* **Given exercise**:
Every line below that contains "Receivable" is to be copied.
= = = =
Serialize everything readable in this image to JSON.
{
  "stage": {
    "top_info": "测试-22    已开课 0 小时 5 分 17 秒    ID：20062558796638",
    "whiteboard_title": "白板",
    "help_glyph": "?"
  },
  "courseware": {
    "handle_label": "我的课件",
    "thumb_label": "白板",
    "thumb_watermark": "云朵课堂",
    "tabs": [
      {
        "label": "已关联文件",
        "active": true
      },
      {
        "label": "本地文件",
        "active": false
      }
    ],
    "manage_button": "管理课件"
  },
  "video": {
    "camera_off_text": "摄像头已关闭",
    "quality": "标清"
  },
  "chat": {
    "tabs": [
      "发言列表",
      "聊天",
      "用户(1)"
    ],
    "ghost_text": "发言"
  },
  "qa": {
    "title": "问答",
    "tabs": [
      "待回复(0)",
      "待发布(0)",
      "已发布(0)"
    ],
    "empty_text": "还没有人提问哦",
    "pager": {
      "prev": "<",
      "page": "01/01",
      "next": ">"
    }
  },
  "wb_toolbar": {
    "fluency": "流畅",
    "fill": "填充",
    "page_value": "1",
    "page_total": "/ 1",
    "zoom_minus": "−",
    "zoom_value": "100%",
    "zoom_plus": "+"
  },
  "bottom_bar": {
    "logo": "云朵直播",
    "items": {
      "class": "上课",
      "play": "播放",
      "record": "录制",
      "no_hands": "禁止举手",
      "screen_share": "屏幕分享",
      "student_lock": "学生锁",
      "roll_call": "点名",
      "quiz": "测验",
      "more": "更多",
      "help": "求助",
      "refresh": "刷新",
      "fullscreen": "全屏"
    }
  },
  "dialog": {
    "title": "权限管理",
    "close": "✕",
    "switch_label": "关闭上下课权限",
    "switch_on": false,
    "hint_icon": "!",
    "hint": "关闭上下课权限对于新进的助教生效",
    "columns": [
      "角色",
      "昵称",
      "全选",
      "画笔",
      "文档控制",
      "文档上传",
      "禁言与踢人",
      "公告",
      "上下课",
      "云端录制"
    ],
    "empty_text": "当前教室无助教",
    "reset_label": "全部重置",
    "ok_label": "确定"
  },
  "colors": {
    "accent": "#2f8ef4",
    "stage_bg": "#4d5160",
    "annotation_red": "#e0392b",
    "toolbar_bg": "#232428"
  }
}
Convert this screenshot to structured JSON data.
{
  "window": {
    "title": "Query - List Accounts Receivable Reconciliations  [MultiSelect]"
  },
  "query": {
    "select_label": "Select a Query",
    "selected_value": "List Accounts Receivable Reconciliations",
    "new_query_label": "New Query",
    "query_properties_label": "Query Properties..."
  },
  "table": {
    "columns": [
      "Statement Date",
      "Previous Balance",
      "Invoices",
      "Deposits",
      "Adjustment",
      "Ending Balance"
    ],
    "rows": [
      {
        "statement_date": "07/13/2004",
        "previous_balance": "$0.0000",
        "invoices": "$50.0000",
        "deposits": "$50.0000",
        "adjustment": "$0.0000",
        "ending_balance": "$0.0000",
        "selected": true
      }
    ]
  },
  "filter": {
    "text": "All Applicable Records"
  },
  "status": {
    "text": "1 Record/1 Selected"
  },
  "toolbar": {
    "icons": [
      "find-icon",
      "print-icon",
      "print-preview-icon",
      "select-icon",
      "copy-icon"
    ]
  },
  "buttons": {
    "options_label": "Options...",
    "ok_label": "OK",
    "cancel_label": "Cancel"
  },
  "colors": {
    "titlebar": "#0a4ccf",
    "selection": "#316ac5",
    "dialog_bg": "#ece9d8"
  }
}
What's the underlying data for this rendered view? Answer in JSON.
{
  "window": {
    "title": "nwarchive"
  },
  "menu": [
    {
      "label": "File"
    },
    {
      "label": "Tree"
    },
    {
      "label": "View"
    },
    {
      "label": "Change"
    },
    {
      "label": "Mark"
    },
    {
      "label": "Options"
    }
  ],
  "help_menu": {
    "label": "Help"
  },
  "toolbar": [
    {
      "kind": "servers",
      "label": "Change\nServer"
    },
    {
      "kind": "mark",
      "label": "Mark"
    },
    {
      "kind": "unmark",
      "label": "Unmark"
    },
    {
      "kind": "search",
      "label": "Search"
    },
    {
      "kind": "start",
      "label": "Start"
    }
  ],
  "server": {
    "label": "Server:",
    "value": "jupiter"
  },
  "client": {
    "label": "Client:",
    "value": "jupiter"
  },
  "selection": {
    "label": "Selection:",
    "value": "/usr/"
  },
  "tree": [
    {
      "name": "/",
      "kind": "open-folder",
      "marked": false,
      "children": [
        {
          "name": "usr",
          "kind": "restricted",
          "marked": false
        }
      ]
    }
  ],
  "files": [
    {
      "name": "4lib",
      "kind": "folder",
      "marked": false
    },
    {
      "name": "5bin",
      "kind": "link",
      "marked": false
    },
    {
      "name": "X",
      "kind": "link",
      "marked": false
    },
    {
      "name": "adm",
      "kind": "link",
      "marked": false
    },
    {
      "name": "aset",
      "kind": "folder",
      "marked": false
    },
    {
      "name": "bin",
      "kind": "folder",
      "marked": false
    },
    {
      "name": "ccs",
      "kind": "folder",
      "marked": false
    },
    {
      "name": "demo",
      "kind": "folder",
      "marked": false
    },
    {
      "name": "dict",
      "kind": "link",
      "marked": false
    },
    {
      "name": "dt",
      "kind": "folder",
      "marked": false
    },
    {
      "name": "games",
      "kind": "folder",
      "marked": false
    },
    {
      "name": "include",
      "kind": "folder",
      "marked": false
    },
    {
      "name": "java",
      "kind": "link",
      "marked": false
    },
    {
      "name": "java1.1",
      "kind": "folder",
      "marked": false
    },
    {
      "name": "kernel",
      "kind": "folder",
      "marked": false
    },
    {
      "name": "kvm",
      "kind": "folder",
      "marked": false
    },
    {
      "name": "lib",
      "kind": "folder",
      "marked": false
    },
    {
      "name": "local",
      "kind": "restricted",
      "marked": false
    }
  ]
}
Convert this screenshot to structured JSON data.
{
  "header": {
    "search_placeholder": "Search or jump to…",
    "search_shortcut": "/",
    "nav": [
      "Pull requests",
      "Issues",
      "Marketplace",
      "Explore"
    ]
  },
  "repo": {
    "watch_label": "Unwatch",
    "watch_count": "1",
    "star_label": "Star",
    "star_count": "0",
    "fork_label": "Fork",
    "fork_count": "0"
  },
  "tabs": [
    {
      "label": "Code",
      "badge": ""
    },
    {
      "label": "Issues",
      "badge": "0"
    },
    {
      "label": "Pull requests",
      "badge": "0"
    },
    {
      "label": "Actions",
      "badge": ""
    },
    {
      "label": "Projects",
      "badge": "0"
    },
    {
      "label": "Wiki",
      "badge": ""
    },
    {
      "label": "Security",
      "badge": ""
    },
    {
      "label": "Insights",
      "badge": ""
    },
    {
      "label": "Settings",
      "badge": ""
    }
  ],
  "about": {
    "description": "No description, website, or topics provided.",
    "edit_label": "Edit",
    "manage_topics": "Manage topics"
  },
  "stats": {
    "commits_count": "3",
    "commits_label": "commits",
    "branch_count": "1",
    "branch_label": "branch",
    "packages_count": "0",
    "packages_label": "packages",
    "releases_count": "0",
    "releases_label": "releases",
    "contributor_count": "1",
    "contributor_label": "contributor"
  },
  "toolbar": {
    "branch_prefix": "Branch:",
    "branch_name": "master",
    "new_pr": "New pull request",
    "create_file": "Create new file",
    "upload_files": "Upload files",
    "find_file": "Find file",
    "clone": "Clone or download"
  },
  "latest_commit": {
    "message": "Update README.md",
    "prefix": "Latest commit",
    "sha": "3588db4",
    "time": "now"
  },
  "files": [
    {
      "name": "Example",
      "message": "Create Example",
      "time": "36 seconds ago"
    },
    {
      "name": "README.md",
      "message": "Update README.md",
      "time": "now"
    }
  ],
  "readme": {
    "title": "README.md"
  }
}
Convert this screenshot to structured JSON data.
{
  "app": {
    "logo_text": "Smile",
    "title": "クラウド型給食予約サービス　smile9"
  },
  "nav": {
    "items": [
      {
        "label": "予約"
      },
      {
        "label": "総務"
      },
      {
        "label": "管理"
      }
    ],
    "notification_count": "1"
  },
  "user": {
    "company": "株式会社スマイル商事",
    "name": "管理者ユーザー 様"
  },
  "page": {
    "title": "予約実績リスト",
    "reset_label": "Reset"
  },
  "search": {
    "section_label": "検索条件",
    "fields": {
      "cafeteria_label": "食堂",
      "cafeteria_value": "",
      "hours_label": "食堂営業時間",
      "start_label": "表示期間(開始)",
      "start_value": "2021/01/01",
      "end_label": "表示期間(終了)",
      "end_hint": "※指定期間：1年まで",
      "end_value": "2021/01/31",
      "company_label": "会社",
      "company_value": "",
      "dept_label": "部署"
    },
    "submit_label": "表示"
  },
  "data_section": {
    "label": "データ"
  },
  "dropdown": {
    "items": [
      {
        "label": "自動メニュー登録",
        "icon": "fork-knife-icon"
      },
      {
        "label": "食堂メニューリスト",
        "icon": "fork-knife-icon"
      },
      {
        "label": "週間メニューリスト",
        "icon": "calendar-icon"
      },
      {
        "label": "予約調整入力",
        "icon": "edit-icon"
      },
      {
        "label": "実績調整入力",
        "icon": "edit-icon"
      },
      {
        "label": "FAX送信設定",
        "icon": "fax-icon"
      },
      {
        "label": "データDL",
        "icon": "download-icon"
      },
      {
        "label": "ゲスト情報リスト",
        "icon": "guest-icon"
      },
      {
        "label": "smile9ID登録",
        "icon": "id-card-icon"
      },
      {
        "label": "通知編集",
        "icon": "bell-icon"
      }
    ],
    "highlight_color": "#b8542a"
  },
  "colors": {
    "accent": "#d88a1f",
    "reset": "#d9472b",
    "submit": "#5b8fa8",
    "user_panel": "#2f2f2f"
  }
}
= = = =
* **Task solution**:
    "title": "Query - List Accounts Receivable Reconciliations  [MultiSelect]"
    "selected_value": "List Accounts Receivable Reconciliations",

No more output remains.